• [Task requirements] Find every line with the word "Garmin" and report how many there are, without any other text.

• [Input]

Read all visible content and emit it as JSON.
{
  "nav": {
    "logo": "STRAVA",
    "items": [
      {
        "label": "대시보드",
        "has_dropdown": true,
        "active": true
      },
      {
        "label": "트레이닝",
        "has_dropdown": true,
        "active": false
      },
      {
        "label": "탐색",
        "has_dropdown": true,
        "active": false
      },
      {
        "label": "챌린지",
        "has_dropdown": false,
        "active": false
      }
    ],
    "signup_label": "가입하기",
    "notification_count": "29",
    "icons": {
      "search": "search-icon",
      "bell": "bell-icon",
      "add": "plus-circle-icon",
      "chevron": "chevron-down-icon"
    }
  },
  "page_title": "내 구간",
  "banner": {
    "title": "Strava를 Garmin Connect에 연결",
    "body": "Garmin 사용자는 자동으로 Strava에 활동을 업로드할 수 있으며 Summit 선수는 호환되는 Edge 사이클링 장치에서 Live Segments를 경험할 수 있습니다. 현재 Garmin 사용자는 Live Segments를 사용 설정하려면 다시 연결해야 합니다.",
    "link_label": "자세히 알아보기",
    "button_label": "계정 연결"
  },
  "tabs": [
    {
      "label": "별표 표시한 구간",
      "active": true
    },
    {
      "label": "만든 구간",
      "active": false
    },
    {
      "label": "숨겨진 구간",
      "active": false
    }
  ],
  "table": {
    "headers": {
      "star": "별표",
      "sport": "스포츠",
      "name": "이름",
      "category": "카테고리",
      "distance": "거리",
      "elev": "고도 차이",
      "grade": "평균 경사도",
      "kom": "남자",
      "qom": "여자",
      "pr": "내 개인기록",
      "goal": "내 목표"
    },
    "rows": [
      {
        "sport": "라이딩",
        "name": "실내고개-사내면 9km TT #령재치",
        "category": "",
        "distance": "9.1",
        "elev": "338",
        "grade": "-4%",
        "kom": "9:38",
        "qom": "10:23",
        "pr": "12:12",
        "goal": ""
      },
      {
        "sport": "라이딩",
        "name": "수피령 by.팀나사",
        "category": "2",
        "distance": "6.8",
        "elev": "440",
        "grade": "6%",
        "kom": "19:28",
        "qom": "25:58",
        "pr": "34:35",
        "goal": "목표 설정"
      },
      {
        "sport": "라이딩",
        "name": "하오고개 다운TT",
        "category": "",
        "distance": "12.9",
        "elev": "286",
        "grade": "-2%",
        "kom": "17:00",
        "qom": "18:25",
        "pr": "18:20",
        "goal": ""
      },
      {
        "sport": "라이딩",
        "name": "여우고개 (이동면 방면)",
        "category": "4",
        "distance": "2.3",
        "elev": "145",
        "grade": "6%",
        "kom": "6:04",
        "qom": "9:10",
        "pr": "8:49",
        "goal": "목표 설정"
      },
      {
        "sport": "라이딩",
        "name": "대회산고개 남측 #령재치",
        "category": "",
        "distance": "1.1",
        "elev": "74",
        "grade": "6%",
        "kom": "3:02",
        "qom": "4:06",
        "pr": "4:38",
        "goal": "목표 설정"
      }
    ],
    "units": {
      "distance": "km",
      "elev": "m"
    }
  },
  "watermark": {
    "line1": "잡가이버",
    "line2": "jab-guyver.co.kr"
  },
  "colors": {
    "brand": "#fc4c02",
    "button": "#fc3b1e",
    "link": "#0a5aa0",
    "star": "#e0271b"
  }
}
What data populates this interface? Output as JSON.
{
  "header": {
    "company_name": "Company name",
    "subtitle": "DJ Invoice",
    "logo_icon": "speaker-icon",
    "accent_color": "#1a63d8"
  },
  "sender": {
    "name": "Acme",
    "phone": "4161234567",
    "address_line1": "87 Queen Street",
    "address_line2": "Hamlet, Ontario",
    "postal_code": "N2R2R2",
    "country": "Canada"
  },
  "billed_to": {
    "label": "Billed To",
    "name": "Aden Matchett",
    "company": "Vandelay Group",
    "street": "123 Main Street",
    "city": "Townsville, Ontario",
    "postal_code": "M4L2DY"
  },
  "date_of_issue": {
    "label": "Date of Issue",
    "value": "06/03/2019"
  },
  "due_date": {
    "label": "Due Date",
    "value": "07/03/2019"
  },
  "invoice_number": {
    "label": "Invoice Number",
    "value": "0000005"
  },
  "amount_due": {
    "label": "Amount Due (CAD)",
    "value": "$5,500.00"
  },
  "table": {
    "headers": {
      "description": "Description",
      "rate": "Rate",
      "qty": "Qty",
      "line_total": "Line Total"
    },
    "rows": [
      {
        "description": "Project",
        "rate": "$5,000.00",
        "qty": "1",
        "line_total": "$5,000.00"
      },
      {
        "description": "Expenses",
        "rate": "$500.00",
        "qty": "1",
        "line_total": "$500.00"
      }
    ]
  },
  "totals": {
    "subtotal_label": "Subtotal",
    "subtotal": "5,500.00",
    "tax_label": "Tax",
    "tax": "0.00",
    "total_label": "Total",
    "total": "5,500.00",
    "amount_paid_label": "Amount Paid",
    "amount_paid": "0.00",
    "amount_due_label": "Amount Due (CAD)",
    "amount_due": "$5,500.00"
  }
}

• [Finished answer] 2